%%

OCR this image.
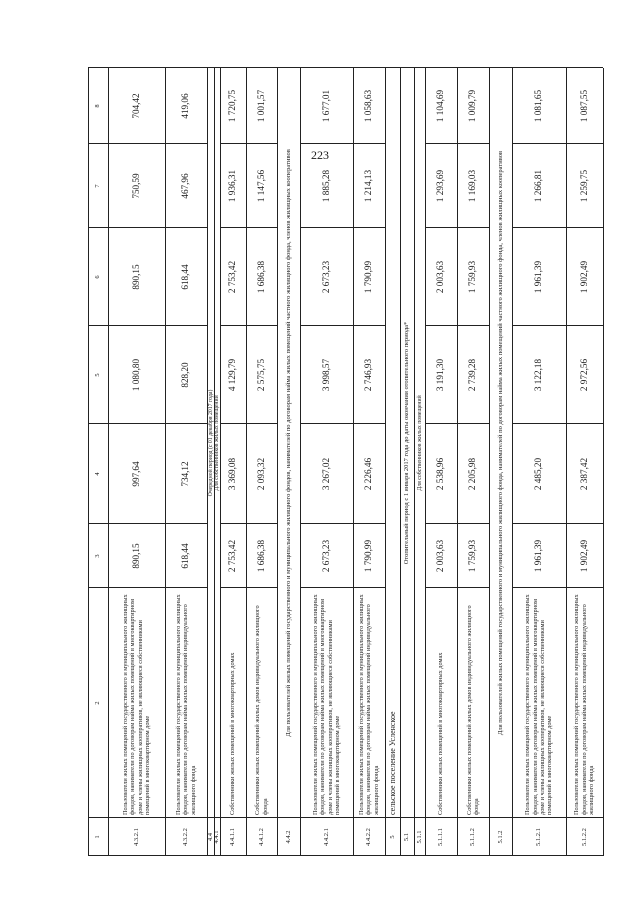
223
1
2
3
4
5
6
7
8
4.3.2.1
Пользователи жилых помещений государственного и муниципального жилищных фондов, наниматели по договорам найма жилых помещений в многоквартирном доме и члены жилищных кооперативов, не являющиеся собственниками помещений в многоквартирном доме
890,15
997,64
1 080,80
890,15
750,59
704,42
4.3.2.2
Пользователи жилых помещений государственного и муниципального жилищных фондов, наниматели по договорам найма жилых помещений индивидуального жилищного фонда
618,44
734,12
828,20
618,44
467,96
419,06
4.4
Очередной период (с 01 декабря 2017 года)
4.4.1
Для собственников жилых помещений
4.4.1.1
Собственники жилых помещений в многоквартирных домах
2 753,42
3 369,08
4 129,79
2 753,42
1 936,31
1 720,75
4.4.1.2
Собственники жилых помещений жилых домов индивидуального жилищного фонда
1 686,38
2 093,32
2 575,75
1 686,38
1 147,56
1 001,57
4.4.2
Для пользователей жилых помещений государственного и муниципального жилищного фондов, нанимателей по договорам найма жилых помещений частного жилищного фонда, членов жилищных кооперативов
4.4.2.1
Пользователи жилых помещений государственного и муниципального жилищных фондов, наниматели по договорам найма жилых помещений в многоквартирном доме и члены жилищных кооперативов, не являющиеся собственниками помещений в многоквартирном доме
2 673,23
3 267,02
3 998,57
2 673,23
1 885,28
1 677,01
4.4.2.2
Пользователи жилых помещений государственного и муниципального жилищных фондов, наниматели по договорам найма жилых помещений индивидуального жилищного фонда
1 790,99
2 226,46
2 746,93
1 790,99
1 214,13
1 058,63
5
сельское поселение Усленское
5.1
Отопительный период с 1 января 2017 года до даты окончания отопительного периода*
5.1.1
Для собственников жилых помещений
5.1.1.1
Собственники жилых помещений в многоквартирных домах
2 003,63
2 538,96
3 191,30
2 003,63
1 293,69
1 104,69
5.1.1.2
Собственники жилых помещений жилых домов индивидуального жилищного фонда
1 759,93
2 205,98
2 739,28
1 759,93
1 169,03
1 009,79
5.1.2
Для пользователей жилых помещений государственного и муниципального жилищного фонда, нанимателей по договорам найма жилых помещений частного жилищного фонда, членов жилищных кооперативов
5.1.2.1
Пользователи жилых помещений государственного и муниципального жилищных фондов, наниматели по договорам найма жилых помещений в многоквартирном доме и члены жилищных кооперативов, не являющиеся собственниками помещений в многоквартирном доме
1 961,39
2 485,20
3 122,18
1 961,39
1 266,81
1 081,65
5.1.2.2
Пользователи жилых помещений государственного и муниципального жилищных фондов, наниматели по договорам найма жилых помещений индивидуального жилищного фонда
1 902,49
2 387,42
2 972,56
1 902,49
1 259,75
1 087,55
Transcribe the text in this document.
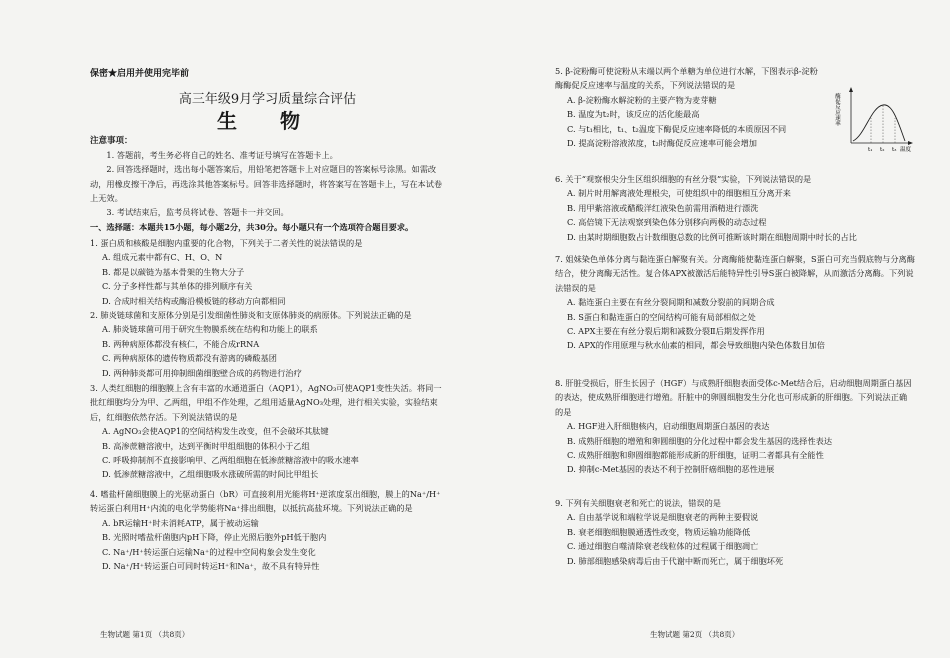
保密★启用并使用完毕前
高三年级9月学习质量综合评估
生 物
注意事项：
1. 答题前，考生务必将自己的姓名、准考证号填写在答题卡上。
2. 回答选择题时，选出每小题答案后，用铅笔把答题卡上对应题目的答案标号涂黑。如需改动，用橡皮擦干净后，再选涂其他答案标号。回答非选择题时，将答案写在答题卡上，写在本试卷上无效。
3. 考试结束后，监考员将试卷、答题卡一并交回。
一、选择题：本题共15小题，每小题2分，共30分。每小题只有一个选项符合题目要求。
1. 蛋白质和核酸是细胞内重要的化合物，下列关于二者关性的说法错误的是
A. 组成元素中都有C、H、O、N
B. 都是以碳链为基本骨架的生物大分子
C. 分子多样性都与其单体的排列顺序有关
D. 合成时相关结构或酶沿模板链的移动方向都相同
2. 肺炎链球菌和支原体分别是引发细菌性肺炎和支原体肺炎的病原体。下列说法正确的是
A. 肺炎链球菌可用于研究生物膜系统在结构和功能上的联系
B. 两种病原体都没有核仁，不能合成rRNA
C. 两种病原体的遗传物质都没有游离的磷酸基团
D. 两种肺炎都可用抑制细菌细胞壁合成的药物进行治疗
3. 人类红细胞的细胞膜上含有丰富的水通道蛋白（AQP1），AgNO₃可使AQP1变性失活。将同一批红细胞均分为甲、乙两组，甲组不作处理，乙组用适量AgNO₃处理，进行相关实验，实验结束后，红细胞依然存活。下列说法错误的是
A. AgNO₃会使AQP1的空间结构发生改变，但不会破坏其肽键
B. 高渗蔗糖溶液中，达到平衡时甲组细胞的体积小于乙组
C. 呼吸抑制剂不直接影响甲、乙两组细胞在低渗蔗糖溶液中的吸水速率
D. 低渗蔗糖溶液中，乙组细胞吸水涨破所需的时间比甲组长
4. 嗜盐杆菌细胞膜上的光驱动蛋白（bR）可直接利用光能将H⁺逆浓度泵出细胞，膜上的Na⁺/H⁺转运蛋白利用H⁺内流的电化学势能将Na⁺排出细胞，以抵抗高盐环境。下列说法正确的是
A. bR运输H⁺时未消耗ATP，属于被动运输
B. 光照时嗜盐杆菌胞内pH下降，停止光照后胞外pH低于胞内
C. Na⁺/H⁺转运蛋白运输Na⁺的过程中空间构象会发生变化
D. Na⁺/H⁺转运蛋白可同时转运H⁺和Na⁺，故不具有特异性
生物试题 第1页 （共8页）
5. β-淀粉酶可使淀粉从末端以两个单糖为单位进行水解，下图表示β-淀粉酶酶促反应速率与温度的关系，下列说法错误的是
A. β-淀粉酶水解淀粉的主要产物为麦芽糖
B. 温度为t₂时，该反应的活化能最高
C. 与t₁相比，t₁、t₂温度下酶促反应速率降低的本质原因不同
D. 提高淀粉溶液浓度，t₂时酶促反应速率可能会增加
6. 关于“观察根尖分生区组织细胞的有丝分裂”实验，下列说法错误的是
A. 制片时用解离液处理根尖，可使组织中的细胞相互分离开来
B. 用甲紫溶液或醋酸洋红液染色前需用酒精进行漂洗
C. 高倍镜下无法观察到染色体分别移向两极的动态过程
D. 由某时期细胞数占计数细胞总数的比例可推断该时期在细胞周期中时长的占比
7. 姐妹染色单体分离与黏连蛋白解聚有关。分离酶能使黏连蛋白解聚，S蛋白可充当假底物与分离酶结合，使分离酶无活性。复合体APX被激活后能特异性引导S蛋白被降解，从而激活分离酶。下列说法错误的是
A. 黏连蛋白主要在有丝分裂间期和减数分裂前的间期合成
B. S蛋白和黏连蛋白的空间结构可能有局部相似之处
C. APX主要在有丝分裂后期和减数分裂Ⅱ后期发挥作用
D. APX的作用原理与秋水仙素的相同，都会导致细胞内染色体数目加倍
8. 肝脏受损后，肝生长因子（HGF）与成熟肝细胞表面受体c-Met结合后，启动细胞周期蛋白基因的表达，使成熟肝细胞进行增殖。肝脏中的卵圆细胞发生分化也可形成新的肝细胞。下列说法正确的是
A. HGF进入肝细胞核内，启动细胞周期蛋白基因的表达
B. 成熟肝细胞的增殖和卵圆细胞的分化过程中都会发生基因的选择性表达
C. 成熟肝细胞和卵圆细胞都能形成新的肝细胞，证明二者都具有全能性
D. 抑制c-Met基因的表达不利于控制肝癌细胞的恶性进展
9. 下列有关细胞衰老和死亡的说法，错误的是
A. 自由基学说和端粒学说是细胞衰老的两种主要假说
B. 衰老细胞细胞膜通透性改变，物质运输功能降低
C. 通过细胞自噬清除衰老线粒体的过程属于细胞凋亡
D. 肺部细胞感染病毒后由于代谢中断而死亡，属于细胞坏死
生物试题 第2页 （共8页）
酶促反应速率
t₁ t₂ t₃ 温度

%%

Without the pictures, write out all of the material exactly.

*Answer for the task*:
OCR this image.
223
1
2
3
4
5
6
7
8
4.3.2.1
Пользователи жилых помещений государственного и муниципального жилищных фондов, наниматели по договорам найма жилых помещений в многоквартирном доме и члены жилищных кооперативов, не являющиеся собственниками помещений в многоквартирном доме
890,15
997,64
1 080,80
890,15
750,59
704,42
4.3.2.2
Пользователи жилых помещений государственного и муниципального жилищных фондов, наниматели по договорам найма жилых помещений индивидуального жилищного фонда
618,44
734,12
828,20
618,44
467,96
419,06
4.4
Очередной период (с 01 декабря 2017 года)
4.4.1
Для собственников жилых помещений
4.4.1.1
Собственники жилых помещений в многоквартирных домах
2 753,42
3 369,08
4 129,79
2 753,42
1 936,31
1 720,75
4.4.1.2
Собственники жилых помещений жилых домов индивидуального жилищного фонда
1 686,38
2 093,32
2 575,75
1 686,38
1 147,56
1 001,57
4.4.2
Для пользователей жилых помещений государственного и муниципального жилищного фондов, нанимателей по договорам найма жилых помещений частного жилищного фонда, членов жилищных кооперативов
4.4.2.1
Пользователи жилых помещений государственного и муниципального жилищных фондов, наниматели по договорам найма жилых помещений в многоквартирном доме и члены жилищных кооперативов, не являющиеся собственниками помещений в многоквартирном доме
2 673,23
3 267,02
3 998,57
2 673,23
1 885,28
1 677,01
4.4.2.2
Пользователи жилых помещений государственного и муниципального жилищных фондов, наниматели по договорам найма жилых помещений индивидуального жилищного фонда
1 790,99
2 226,46
2 746,93
1 790,99
1 214,13
1 058,63
5
сельское поселение Усленское
5.1
Отопительный период с 1 января 2017 года до даты окончания отопительного периода*
5.1.1
Для собственников жилых помещений
5.1.1.1
Собственники жилых помещений в многоквартирных домах
2 003,63
2 538,96
3 191,30
2 003,63
1 293,69
1 104,69
5.1.1.2
Собственники жилых помещений жилых домов индивидуального жилищного фонда
1 759,93
2 205,98
2 739,28
1 759,93
1 169,03
1 009,79
5.1.2
Для пользователей жилых помещений государственного и муниципального жилищного фонда, нанимателей по договорам найма жилых помещений частного жилищного фонда, членов жилищных кооперативов
5.1.2.1
Пользователи жилых помещений государственного и муниципального жилищных фондов, наниматели по договорам найма жилых помещений в многоквартирном доме и члены жилищных кооперативов, не являющиеся собственниками помещений в многоквартирном доме
1 961,39
2 485,20
3 122,18
1 961,39
1 266,81
1 081,65
5.1.2.2
Пользователи жилых помещений государственного и муниципального жилищных фондов, наниматели по договорам найма жилых помещений индивидуального жилищного фонда
1 902,49
2 387,42
2 972,56
1 902,49
1 259,75
1 087,55
Transcribe the text in this document.
保密★启用并使用完毕前
高三年级9月学习质量综合评估
生 物
注意事项：
1. 答题前，考生务必将自己的姓名、准考证号填写在答题卡上。
2. 回答选择题时，选出每小题答案后，用铅笔把答题卡上对应题目的答案标号涂黑。如需改动，用橡皮擦干净后，再选涂其他答案标号。回答非选择题时，将答案写在答题卡上，写在本试卷上无效。
3. 考试结束后，监考员将试卷、答题卡一并交回。
一、选择题：本题共15小题，每小题2分，共30分。每小题只有一个选项符合题目要求。
1. 蛋白质和核酸是细胞内重要的化合物，下列关于二者关性的说法错误的是
A. 组成元素中都有C、H、O、N
B. 都是以碳链为基本骨架的生物大分子
C. 分子多样性都与其单体的排列顺序有关
D. 合成时相关结构或酶沿模板链的移动方向都相同
2. 肺炎链球菌和支原体分别是引发细菌性肺炎和支原体肺炎的病原体。下列说法正确的是
A. 肺炎链球菌可用于研究生物膜系统在结构和功能上的联系
B. 两种病原体都没有核仁，不能合成rRNA
C. 两种病原体的遗传物质都没有游离的磷酸基团
D. 两种肺炎都可用抑制细菌细胞壁合成的药物进行治疗
3. 人类红细胞的细胞膜上含有丰富的水通道蛋白（AQP1），AgNO₃可使AQP1变性失活。将同一批红细胞均分为甲、乙两组，甲组不作处理，乙组用适量AgNO₃处理，进行相关实验，实验结束后，红细胞依然存活。下列说法错误的是
A. AgNO₃会使AQP1的空间结构发生改变，但不会破坏其肽键
B. 高渗蔗糖溶液中，达到平衡时甲组细胞的体积小于乙组
C. 呼吸抑制剂不直接影响甲、乙两组细胞在低渗蔗糖溶液中的吸水速率
D. 低渗蔗糖溶液中，乙组细胞吸水涨破所需的时间比甲组长
4. 嗜盐杆菌细胞膜上的光驱动蛋白（bR）可直接利用光能将H⁺逆浓度泵出细胞，膜上的Na⁺/H⁺转运蛋白利用H⁺内流的电化学势能将Na⁺排出细胞，以抵抗高盐环境。下列说法正确的是
A. bR运输H⁺时未消耗ATP，属于被动运输
B. 光照时嗜盐杆菌胞内pH下降，停止光照后胞外pH低于胞内
C. Na⁺/H⁺转运蛋白运输Na⁺的过程中空间构象会发生变化
D. Na⁺/H⁺转运蛋白可同时转运H⁺和Na⁺，故不具有特异性
生物试题 第1页 （共8页）
5. β-淀粉酶可使淀粉从末端以两个单糖为单位进行水解，下图表示β-淀粉酶酶促反应速率与温度的关系，下列说法错误的是
A. β-淀粉酶水解淀粉的主要产物为麦芽糖
B. 温度为t₂时，该反应的活化能最高
C. 与t₁相比，t₁、t₂温度下酶促反应速率降低的本质原因不同
D. 提高淀粉溶液浓度，t₂时酶促反应速率可能会增加
6. 关于“观察根尖分生区组织细胞的有丝分裂”实验，下列说法错误的是
A. 制片时用解离液处理根尖，可使组织中的细胞相互分离开来
B. 用甲紫溶液或醋酸洋红液染色前需用酒精进行漂洗
C. 高倍镜下无法观察到染色体分别移向两极的动态过程
D. 由某时期细胞数占计数细胞总数的比例可推断该时期在细胞周期中时长的占比
7. 姐妹染色单体分离与黏连蛋白解聚有关。分离酶能使黏连蛋白解聚，S蛋白可充当假底物与分离酶结合，使分离酶无活性。复合体APX被激活后能特异性引导S蛋白被降解，从而激活分离酶。下列说法错误的是
A. 黏连蛋白主要在有丝分裂间期和减数分裂前的间期合成
B. S蛋白和黏连蛋白的空间结构可能有局部相似之处
C. APX主要在有丝分裂后期和减数分裂Ⅱ后期发挥作用
D. APX的作用原理与秋水仙素的相同，都会导致细胞内染色体数目加倍
8. 肝脏受损后，肝生长因子（HGF）与成熟肝细胞表面受体c-Met结合后，启动细胞周期蛋白基因的表达，使成熟肝细胞进行增殖。肝脏中的卵圆细胞发生分化也可形成新的肝细胞。下列说法正确的是
A. HGF进入肝细胞核内，启动细胞周期蛋白基因的表达
B. 成熟肝细胞的增殖和卵圆细胞的分化过程中都会发生基因的选择性表达
C. 成熟肝细胞和卵圆细胞都能形成新的肝细胞，证明二者都具有全能性
D. 抑制c-Met基因的表达不利于控制肝癌细胞的恶性进展
9. 下列有关细胞衰老和死亡的说法，错误的是
A. 自由基学说和端粒学说是细胞衰老的两种主要假说
B. 衰老细胞细胞膜通透性改变，物质运输功能降低
C. 通过细胞自噬清除衰老线粒体的过程属于细胞凋亡
D. 肺部细胞感染病毒后由于代谢中断而死亡，属于细胞坏死
生物试题 第2页 （共8页）
酶促反应速率
t₁ t₂ t₃ 温度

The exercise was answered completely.